Begin
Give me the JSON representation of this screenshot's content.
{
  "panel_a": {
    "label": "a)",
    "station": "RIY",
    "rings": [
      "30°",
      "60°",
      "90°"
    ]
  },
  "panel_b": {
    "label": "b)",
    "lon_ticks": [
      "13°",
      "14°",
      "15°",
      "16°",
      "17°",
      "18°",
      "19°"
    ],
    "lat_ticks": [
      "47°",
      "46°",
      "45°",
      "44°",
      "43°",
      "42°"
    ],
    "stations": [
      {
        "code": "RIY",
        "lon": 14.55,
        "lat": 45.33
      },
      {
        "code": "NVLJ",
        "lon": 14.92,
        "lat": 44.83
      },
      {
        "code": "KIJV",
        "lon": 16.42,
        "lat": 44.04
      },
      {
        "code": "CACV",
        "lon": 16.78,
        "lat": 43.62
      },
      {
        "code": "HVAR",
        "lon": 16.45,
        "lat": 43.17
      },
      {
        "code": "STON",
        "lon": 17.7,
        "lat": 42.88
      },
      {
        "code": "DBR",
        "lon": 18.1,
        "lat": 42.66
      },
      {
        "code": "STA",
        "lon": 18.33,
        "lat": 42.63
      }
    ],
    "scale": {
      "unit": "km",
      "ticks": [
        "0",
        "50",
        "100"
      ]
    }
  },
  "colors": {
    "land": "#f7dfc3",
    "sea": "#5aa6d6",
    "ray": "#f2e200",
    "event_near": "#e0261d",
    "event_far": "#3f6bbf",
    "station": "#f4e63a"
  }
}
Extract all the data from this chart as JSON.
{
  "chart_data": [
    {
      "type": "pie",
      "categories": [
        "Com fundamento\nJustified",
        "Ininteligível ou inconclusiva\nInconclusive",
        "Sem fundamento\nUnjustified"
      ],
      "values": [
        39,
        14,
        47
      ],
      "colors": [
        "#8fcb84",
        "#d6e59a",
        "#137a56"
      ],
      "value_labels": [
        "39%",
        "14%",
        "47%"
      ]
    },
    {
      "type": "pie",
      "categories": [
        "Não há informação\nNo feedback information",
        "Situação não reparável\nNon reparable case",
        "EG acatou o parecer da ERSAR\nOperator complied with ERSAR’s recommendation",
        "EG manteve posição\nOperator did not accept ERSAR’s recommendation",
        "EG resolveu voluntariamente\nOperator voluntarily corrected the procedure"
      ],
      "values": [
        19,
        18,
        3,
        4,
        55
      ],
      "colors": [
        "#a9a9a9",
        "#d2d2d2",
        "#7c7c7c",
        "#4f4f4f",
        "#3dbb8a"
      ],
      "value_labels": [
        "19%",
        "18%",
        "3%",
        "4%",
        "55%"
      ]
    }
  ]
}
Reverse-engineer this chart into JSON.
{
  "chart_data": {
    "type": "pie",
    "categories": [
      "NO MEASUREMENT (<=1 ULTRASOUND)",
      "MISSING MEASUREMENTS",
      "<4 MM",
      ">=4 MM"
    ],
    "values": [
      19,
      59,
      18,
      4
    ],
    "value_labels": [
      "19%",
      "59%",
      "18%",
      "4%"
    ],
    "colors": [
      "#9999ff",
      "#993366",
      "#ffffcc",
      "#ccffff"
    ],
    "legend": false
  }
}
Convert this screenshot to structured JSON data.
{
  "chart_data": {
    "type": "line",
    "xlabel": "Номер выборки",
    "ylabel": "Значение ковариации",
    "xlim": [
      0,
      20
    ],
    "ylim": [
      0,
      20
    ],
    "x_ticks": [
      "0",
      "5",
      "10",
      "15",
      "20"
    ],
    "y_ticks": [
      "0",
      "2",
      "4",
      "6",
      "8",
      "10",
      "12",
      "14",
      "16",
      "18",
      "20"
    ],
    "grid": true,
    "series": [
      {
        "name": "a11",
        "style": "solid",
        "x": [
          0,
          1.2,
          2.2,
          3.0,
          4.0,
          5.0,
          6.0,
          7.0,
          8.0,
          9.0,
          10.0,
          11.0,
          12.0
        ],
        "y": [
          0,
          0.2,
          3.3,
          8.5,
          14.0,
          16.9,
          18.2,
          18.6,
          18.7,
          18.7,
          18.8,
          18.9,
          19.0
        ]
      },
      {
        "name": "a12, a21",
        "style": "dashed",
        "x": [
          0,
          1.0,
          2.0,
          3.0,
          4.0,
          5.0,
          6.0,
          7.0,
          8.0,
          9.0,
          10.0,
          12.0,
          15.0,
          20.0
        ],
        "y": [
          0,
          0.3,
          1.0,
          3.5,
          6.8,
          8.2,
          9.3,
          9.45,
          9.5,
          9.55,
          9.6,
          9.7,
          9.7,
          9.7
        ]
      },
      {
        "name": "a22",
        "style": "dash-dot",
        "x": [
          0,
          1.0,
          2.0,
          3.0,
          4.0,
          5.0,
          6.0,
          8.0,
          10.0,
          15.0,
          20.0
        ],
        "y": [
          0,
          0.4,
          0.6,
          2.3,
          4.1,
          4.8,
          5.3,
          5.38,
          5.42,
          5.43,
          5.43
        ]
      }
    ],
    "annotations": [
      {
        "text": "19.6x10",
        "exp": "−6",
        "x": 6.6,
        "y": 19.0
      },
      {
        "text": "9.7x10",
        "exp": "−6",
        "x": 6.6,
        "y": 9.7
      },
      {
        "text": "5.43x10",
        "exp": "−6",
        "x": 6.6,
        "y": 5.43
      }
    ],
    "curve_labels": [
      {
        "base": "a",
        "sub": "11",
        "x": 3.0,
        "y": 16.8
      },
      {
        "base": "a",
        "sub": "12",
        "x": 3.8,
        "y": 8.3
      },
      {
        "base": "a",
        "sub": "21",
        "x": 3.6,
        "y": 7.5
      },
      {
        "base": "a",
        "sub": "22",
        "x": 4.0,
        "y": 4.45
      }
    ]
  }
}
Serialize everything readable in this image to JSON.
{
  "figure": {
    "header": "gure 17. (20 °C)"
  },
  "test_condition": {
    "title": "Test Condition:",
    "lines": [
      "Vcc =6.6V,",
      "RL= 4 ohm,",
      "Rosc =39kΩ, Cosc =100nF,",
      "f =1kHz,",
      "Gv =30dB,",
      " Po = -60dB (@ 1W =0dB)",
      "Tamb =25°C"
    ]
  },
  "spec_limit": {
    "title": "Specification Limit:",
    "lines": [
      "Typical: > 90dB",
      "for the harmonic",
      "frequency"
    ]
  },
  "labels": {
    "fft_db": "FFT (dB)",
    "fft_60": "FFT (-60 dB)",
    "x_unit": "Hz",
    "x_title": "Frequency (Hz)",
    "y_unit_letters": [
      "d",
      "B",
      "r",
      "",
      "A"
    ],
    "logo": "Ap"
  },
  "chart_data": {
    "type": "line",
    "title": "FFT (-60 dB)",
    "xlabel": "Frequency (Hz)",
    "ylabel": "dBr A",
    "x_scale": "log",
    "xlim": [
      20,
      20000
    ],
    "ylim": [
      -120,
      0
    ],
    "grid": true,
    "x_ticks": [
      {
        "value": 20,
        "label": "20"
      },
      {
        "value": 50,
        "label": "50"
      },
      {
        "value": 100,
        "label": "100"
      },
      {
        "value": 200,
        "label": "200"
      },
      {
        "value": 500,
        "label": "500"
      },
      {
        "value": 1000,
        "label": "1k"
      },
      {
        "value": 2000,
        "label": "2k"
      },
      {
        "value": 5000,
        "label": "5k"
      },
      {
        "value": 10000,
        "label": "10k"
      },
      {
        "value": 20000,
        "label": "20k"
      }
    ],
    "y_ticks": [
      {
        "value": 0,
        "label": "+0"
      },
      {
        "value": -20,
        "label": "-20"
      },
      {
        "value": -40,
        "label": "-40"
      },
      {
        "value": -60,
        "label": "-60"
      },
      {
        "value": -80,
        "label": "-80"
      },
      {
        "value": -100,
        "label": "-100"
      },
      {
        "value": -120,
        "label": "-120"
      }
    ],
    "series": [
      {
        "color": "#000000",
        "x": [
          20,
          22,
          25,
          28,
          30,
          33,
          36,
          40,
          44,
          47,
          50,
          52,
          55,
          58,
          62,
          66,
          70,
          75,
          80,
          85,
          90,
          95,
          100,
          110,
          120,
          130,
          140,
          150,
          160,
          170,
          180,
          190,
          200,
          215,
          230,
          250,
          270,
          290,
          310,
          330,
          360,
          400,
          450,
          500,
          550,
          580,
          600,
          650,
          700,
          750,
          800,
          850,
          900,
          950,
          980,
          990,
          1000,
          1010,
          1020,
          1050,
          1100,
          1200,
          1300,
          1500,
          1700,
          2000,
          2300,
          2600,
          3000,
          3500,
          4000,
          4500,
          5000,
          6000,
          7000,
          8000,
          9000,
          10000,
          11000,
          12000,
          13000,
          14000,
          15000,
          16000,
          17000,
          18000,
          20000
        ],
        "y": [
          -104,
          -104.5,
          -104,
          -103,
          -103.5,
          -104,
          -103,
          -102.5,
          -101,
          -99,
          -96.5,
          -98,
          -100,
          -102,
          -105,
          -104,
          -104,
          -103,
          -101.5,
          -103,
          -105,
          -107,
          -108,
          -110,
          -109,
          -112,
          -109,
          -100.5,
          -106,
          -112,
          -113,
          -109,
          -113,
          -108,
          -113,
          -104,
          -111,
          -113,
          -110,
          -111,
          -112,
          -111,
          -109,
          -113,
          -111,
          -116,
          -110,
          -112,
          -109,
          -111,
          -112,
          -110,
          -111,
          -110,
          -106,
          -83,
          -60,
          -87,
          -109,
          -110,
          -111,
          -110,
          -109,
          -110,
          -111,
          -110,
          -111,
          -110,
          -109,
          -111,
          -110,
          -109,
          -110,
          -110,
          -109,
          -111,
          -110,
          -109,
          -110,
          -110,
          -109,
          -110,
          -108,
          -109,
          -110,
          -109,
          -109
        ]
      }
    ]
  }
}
End
_WRITTEN PROBLEM_
Check each line above for the string "xlabel" and show the ones that have it.

_RESPONSE TO THIS TASK_
    "xlabel": "Номер выборки",
    "xlabel": "Frequency (Hz)",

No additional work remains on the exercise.